(Dataset items)
::::::

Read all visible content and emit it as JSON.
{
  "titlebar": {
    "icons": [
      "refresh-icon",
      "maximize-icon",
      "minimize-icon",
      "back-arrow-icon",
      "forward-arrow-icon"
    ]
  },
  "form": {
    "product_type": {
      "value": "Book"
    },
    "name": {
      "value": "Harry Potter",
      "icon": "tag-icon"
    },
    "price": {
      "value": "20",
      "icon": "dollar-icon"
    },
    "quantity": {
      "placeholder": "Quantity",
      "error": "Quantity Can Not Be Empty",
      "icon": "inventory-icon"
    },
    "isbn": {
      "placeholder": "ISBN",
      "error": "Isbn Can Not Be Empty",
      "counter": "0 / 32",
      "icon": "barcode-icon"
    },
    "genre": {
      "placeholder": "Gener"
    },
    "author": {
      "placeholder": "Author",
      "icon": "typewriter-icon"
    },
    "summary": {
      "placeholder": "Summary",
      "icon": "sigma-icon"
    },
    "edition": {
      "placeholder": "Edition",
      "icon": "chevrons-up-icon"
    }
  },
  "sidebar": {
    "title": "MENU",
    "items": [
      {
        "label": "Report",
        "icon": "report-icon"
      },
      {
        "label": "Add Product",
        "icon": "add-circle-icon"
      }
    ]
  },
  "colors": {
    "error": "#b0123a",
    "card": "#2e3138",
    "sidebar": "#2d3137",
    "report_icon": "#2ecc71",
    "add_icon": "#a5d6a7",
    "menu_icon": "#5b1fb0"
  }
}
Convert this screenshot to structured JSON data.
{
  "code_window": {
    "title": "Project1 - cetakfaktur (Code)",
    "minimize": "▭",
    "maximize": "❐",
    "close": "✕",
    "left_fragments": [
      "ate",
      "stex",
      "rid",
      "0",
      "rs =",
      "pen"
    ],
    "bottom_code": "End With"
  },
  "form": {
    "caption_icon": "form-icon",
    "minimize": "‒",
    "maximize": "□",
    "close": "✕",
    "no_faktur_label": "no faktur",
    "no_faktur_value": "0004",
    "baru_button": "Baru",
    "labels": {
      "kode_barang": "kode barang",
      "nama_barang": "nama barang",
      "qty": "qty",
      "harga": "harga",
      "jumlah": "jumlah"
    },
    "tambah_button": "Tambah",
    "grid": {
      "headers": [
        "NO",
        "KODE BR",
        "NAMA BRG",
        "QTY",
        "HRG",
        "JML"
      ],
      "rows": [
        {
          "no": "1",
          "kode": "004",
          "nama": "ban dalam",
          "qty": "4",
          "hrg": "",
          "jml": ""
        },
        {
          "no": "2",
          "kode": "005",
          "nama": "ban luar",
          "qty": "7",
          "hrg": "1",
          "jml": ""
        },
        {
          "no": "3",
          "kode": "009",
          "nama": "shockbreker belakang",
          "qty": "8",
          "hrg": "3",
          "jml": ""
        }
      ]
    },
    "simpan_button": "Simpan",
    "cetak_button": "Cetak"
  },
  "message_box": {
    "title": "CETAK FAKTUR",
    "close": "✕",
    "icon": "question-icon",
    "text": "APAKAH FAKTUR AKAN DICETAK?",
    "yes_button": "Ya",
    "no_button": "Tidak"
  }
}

::::::

◆ **WORK TO COMPLETE**:
Give the complete listing a second time, exactly as it reads.

◆ **EXERCISE ANSWER**:
Read all visible content and emit it as JSON.
{
  "titlebar": {
    "icons": [
      "refresh-icon",
      "maximize-icon",
      "minimize-icon",
      "back-arrow-icon",
      "forward-arrow-icon"
    ]
  },
  "form": {
    "product_type": {
      "value": "Book"
    },
    "name": {
      "value": "Harry Potter",
      "icon": "tag-icon"
    },
    "price": {
      "value": "20",
      "icon": "dollar-icon"
    },
    "quantity": {
      "placeholder": "Quantity",
      "error": "Quantity Can Not Be Empty",
      "icon": "inventory-icon"
    },
    "isbn": {
      "placeholder": "ISBN",
      "error": "Isbn Can Not Be Empty",
      "counter": "0 / 32",
      "icon": "barcode-icon"
    },
    "genre": {
      "placeholder": "Gener"
    },
    "author": {
      "placeholder": "Author",
      "icon": "typewriter-icon"
    },
    "summary": {
      "placeholder": "Summary",
      "icon": "sigma-icon"
    },
    "edition": {
      "placeholder": "Edition",
      "icon": "chevrons-up-icon"
    }
  },
  "sidebar": {
    "title": "MENU",
    "items": [
      {
        "label": "Report",
        "icon": "report-icon"
      },
      {
        "label": "Add Product",
        "icon": "add-circle-icon"
      }
    ]
  },
  "colors": {
    "error": "#b0123a",
    "card": "#2e3138",
    "sidebar": "#2d3137",
    "report_icon": "#2ecc71",
    "add_icon": "#a5d6a7",
    "menu_icon": "#5b1fb0"
  }
}
Convert this screenshot to structured JSON data.
{
  "code_window": {
    "title": "Project1 - cetakfaktur (Code)",
    "minimize": "▭",
    "maximize": "❐",
    "close": "✕",
    "left_fragments": [
      "ate",
      "stex",
      "rid",
      "0",
      "rs =",
      "pen"
    ],
    "bottom_code": "End With"
  },
  "form": {
    "caption_icon": "form-icon",
    "minimize": "‒",
    "maximize": "□",
    "close": "✕",
    "no_faktur_label": "no faktur",
    "no_faktur_value": "0004",
    "baru_button": "Baru",
    "labels": {
      "kode_barang": "kode barang",
      "nama_barang": "nama barang",
      "qty": "qty",
      "harga": "harga",
      "jumlah": "jumlah"
    },
    "tambah_button": "Tambah",
    "grid": {
      "headers": [
        "NO",
        "KODE BR",
        "NAMA BRG",
        "QTY",
        "HRG",
        "JML"
      ],
      "rows": [
        {
          "no": "1",
          "kode": "004",
          "nama": "ban dalam",
          "qty": "4",
          "hrg": "",
          "jml": ""
        },
        {
          "no": "2",
          "kode": "005",
          "nama": "ban luar",
          "qty": "7",
          "hrg": "1",
          "jml": ""
        },
        {
          "no": "3",
          "kode": "009",
          "nama": "shockbreker belakang",
          "qty": "8",
          "hrg": "3",
          "jml": ""
        }
      ]
    },
    "simpan_button": "Simpan",
    "cetak_button": "Cetak"
  },
  "message_box": {
    "title": "CETAK FAKTUR",
    "close": "✕",
    "icon": "question-icon",
    "text": "APAKAH FAKTUR AKAN DICETAK?",
    "yes_button": "Ya",
    "no_button": "Tidak"
  }
}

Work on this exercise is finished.